» What this task involves
Exactly repeat the material, dropping every picture from the copy.

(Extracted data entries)
/---

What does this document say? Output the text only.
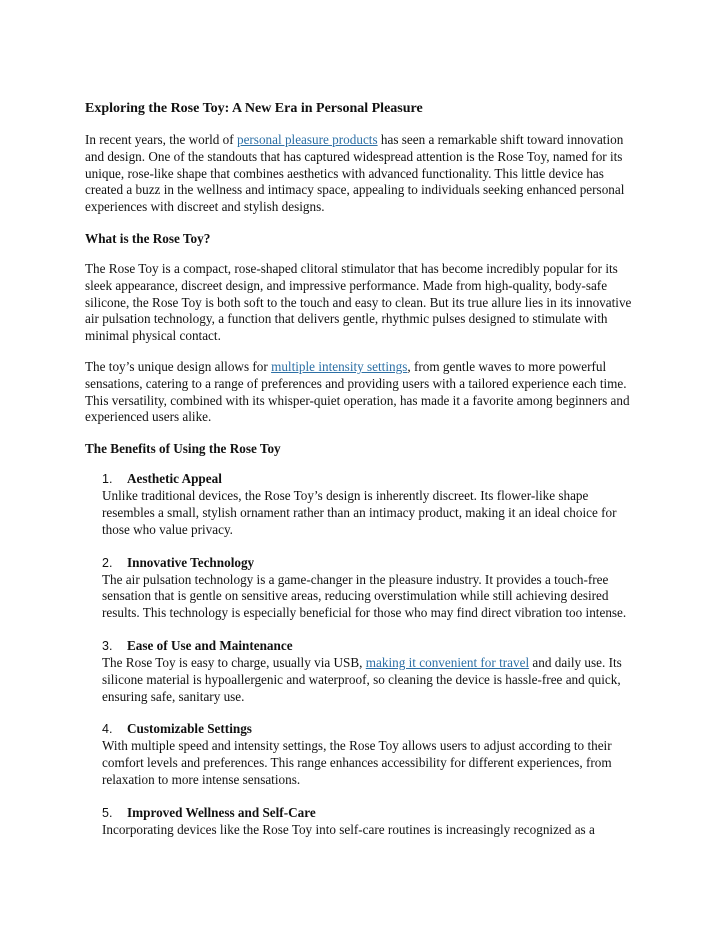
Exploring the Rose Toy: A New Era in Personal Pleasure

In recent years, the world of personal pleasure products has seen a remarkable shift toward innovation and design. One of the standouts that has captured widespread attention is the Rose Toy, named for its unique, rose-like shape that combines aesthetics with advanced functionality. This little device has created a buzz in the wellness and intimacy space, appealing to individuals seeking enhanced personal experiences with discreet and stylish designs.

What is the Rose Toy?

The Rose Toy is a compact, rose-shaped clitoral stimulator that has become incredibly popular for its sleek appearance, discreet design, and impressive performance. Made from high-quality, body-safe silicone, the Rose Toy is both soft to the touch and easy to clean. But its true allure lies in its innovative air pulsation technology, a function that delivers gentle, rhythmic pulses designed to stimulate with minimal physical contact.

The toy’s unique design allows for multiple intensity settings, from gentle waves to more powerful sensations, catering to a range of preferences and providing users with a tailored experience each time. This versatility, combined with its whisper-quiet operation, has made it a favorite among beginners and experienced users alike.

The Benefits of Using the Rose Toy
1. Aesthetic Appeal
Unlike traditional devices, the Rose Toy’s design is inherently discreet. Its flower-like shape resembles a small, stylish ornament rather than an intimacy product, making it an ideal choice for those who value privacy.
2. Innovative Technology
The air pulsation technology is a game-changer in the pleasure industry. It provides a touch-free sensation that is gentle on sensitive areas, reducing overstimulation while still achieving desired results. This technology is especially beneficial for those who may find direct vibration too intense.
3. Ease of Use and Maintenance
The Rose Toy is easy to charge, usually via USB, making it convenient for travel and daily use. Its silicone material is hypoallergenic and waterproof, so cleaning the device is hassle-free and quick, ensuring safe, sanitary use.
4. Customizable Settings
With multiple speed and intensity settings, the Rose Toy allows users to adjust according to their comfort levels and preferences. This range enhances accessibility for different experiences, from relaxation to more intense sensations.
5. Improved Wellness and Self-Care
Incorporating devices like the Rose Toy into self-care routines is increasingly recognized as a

\---

» Result below
What does this document say? Output the text only.
Exploring the Rose Toy: A New Era in Personal Pleasure

In recent years, the world of personal pleasure products has seen a remarkable shift toward innovation and design. One of the standouts that has captured widespread attention is the Rose Toy, named for its unique, rose-like shape that combines aesthetics with advanced functionality. This little device has created a buzz in the wellness and intimacy space, appealing to individuals seeking enhanced personal experiences with discreet and stylish designs.

What is the Rose Toy?

The Rose Toy is a compact, rose-shaped clitoral stimulator that has become incredibly popular for its sleek appearance, discreet design, and impressive performance. Made from high-quality, body-safe silicone, the Rose Toy is both soft to the touch and easy to clean. But its true allure lies in its innovative air pulsation technology, a function that delivers gentle, rhythmic pulses designed to stimulate with minimal physical contact.

The toy’s unique design allows for multiple intensity settings, from gentle waves to more powerful sensations, catering to a range of preferences and providing users with a tailored experience each time. This versatility, combined with its whisper-quiet operation, has made it a favorite among beginners and experienced users alike.

The Benefits of Using the Rose Toy
1. Aesthetic Appeal
Unlike traditional devices, the Rose Toy’s design is inherently discreet. Its flower-like shape resembles a small, stylish ornament rather than an intimacy product, making it an ideal choice for those who value privacy.
2. Innovative Technology
The air pulsation technology is a game-changer in the pleasure industry. It provides a touch-free sensation that is gentle on sensitive areas, reducing overstimulation while still achieving desired results. This technology is especially beneficial for those who may find direct vibration too intense.
3. Ease of Use and Maintenance
The Rose Toy is easy to charge, usually via USB, making it convenient for travel and daily use. Its silicone material is hypoallergenic and waterproof, so cleaning the device is hassle-free and quick, ensuring safe, sanitary use.
4. Customizable Settings
With multiple speed and intensity settings, the Rose Toy allows users to adjust according to their comfort levels and preferences. This range enhances accessibility for different experiences, from relaxation to more intense sensations.
5. Improved Wellness and Self-Care
Incorporating devices like the Rose Toy into self-care routines is increasingly recognized as a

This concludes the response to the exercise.